Instructions:
a: Return the passage of the Analyzer documentation word for word, starting with "All processes implement" and going on through "Job when False.".
b: According to the Analyzer documentation, which process does ThemeAllocation depend on?
c: Extend the documentation on the Analyzer and its processes, picking up right after its last line.

Document section:
Skip to content

Analyzer and Processes

The Analyzer orchestrates one or more processes against a dataset, with simple caching and rich result helpers for downstream analysis and visualization.

Module: pulse.analysis.analyzer, pulse.analysis.processes, pulse.analysis.results

Analyzer

from pulse.analysis.analyzer import Analyzer
from pulse.analysis.processes import ThemeGeneration, SentimentProcess

texts = ["I love pizza", "I hate rain"]
processes = [ThemeGeneration(min_themes=2), SentimentProcess()]
with Analyzer(dataset=texts, processes=processes, cache_dir=".pulse_cache") as az:
    results = az.run()

print(results.theme_generation.to_dataframe())
print(results.sentiment.summary())

Constructor parameters: - dataset: Sequence[str] | pandas.Series – Input data. - processes: Sequence[Process] | None – Ordered list of process instances (see below). - fast: bool | None – Default fast/async flag used by processes when not specified on the process. - cache_dir: str | None – If set and use_cache=True, stores per‑process results in diskcache. - use_cache: bool – Enable/disable caching (default True). - client: CoreClient | NoneCoreClient instance to use; defaults to CoreClient(auth=auth). - auth: pulse.auth._BaseOAuth2Auth | None – Auth to pass to an internally constructed CoreClient.

Methods: - run() -> AnalysisResult – Executes processes in order, returning a container exposing each process result as an attribute using the process id / alias. - clear_cache() – Clears on‑disk cache (if enabled). - close() – Closes the underlying client and cache.

Dependency resolution: - Some processes depend on others (e.g., ThemeAllocation depends on ThemeGeneration). The Analyzer automatically inserts missing dependencies with sensible defaults.

Processes (module: pulse.analysis.processes)

All processes implement a common Process protocol: id (str), depends_on (tuple of ids), and run(ctx).

ThemeGeneration

Clusters texts into latent themes.

Parameters: - min_themes: int = 2, max_themes: int = 50 – Bounds for clustering. - context: Any = None – Optional guiding context. - version: str | None = None – Model version pin. - prune: int | None = None – Drop N lowest‑frequency themes. - fast: bool | None = None – Overrides Analyzer’s default fast flag. - await_job_result: bool = True – Return Job when False.

Material provided:
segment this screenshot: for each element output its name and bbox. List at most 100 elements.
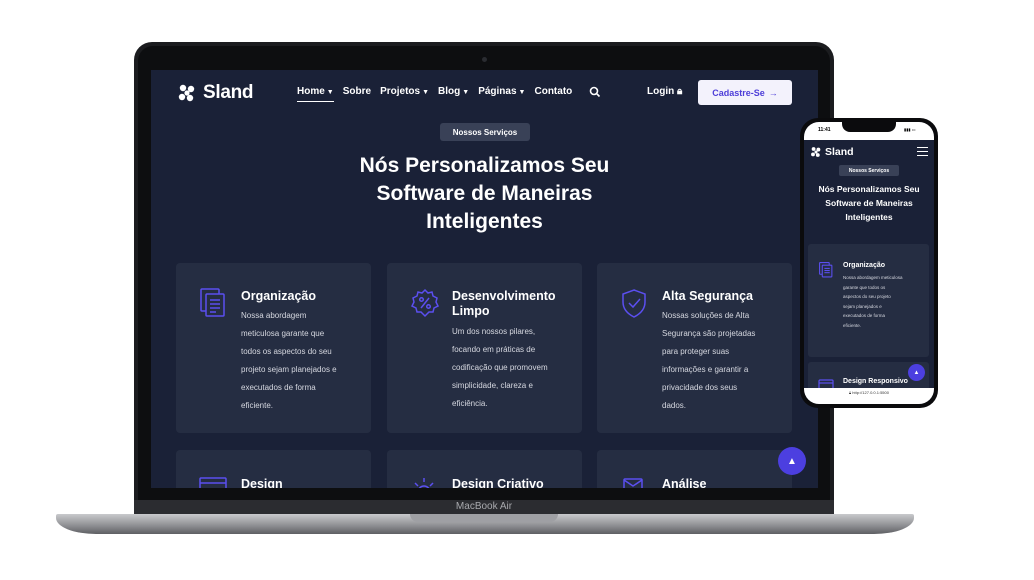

Answers by task:
a:
All processes implement a common Process protocol: id (str), depends_on (tuple of ids), and run(ctx).

ThemeGeneration

Clusters texts into latent themes.

Parameters: - min_themes: int = 2, max_themes: int = 50 – Bounds for clustering. - context: Any = None – Optional guiding context. - version: str | None = None – Model version pin. - prune: int | None = None – Drop N lowest‑frequency themes. - fast: bool | None = None – Overrides Analyzer’s default fast flag. - await_job_result: bool = True – Return Job when False.

b: ThemeGeneration

c:
Result wrapper: ThemeGenerationResult (see below).

SentimentProcess

Classifies sentiment for each text.

Parameters: - fast: bool | None = None

Result wrapper: SentimentResult.

ThemeAllocation

Allocates each text to themes by computing similarity between texts and theme labels, then choosing the most similar themes.

Parameters: - themes: list[str] | None = None – Use explicit themes; otherwise use themes from the most recent ThemeGeneration or a specified source. - single_label: bool = True – If true, assign only top theme above threshold. - fast: bool | None = None - threshold: float = 0.5 – Minimum similarity for assignment.

Returns a raw dict in Analyzer ({"themes", "assignments", "similarity"}), which the Analyzer wraps as ThemeAllocationResult.

ThemeExtraction

Extracts elements matching themes from inputs.

Parameters: - themes: list[str] | None = None - version: str | None = None - fast: bool | None = None - dictionary: dict[str, list[str]] | None = None - expand_dictionary: bool | None = None - use_ner: bool | None = None - use_llm: bool | None = None - threshold: float | None = None

Result wrapper: ThemeExtractionResult.

Cluster

Computes a similarity matrix suitable for downstream clustering (performed client‑side).

Parameters: - fast: bool | None = None

Result wrapper: ClusterResult.

Result Helpers (module: pulse.analysis.results)

ThemeGenerationResult

  • themes: list[Theme] – Structured themes.
  • to_dataframe() -> pandas.DataFrame – Columns: shortLabel, label, description, representative_1, representative_2.

SentimentResult

  • sentiments: list[SentimentResultModel] – Sentiment label + confidence per input.
  • to_dataframe() -> pandas.DataFrame – Columns: text, sentiment, confidence.
  • summary() -> pandas.Series – Counts per sentiment label.
  • plot_distribution(**kwargs) – Matplotlib bar chart of the distribution.

ThemeAllocationResult

  • assign_single(threshold: float | None = None) -> pandas.Series – Single best theme per text above threshold (or None).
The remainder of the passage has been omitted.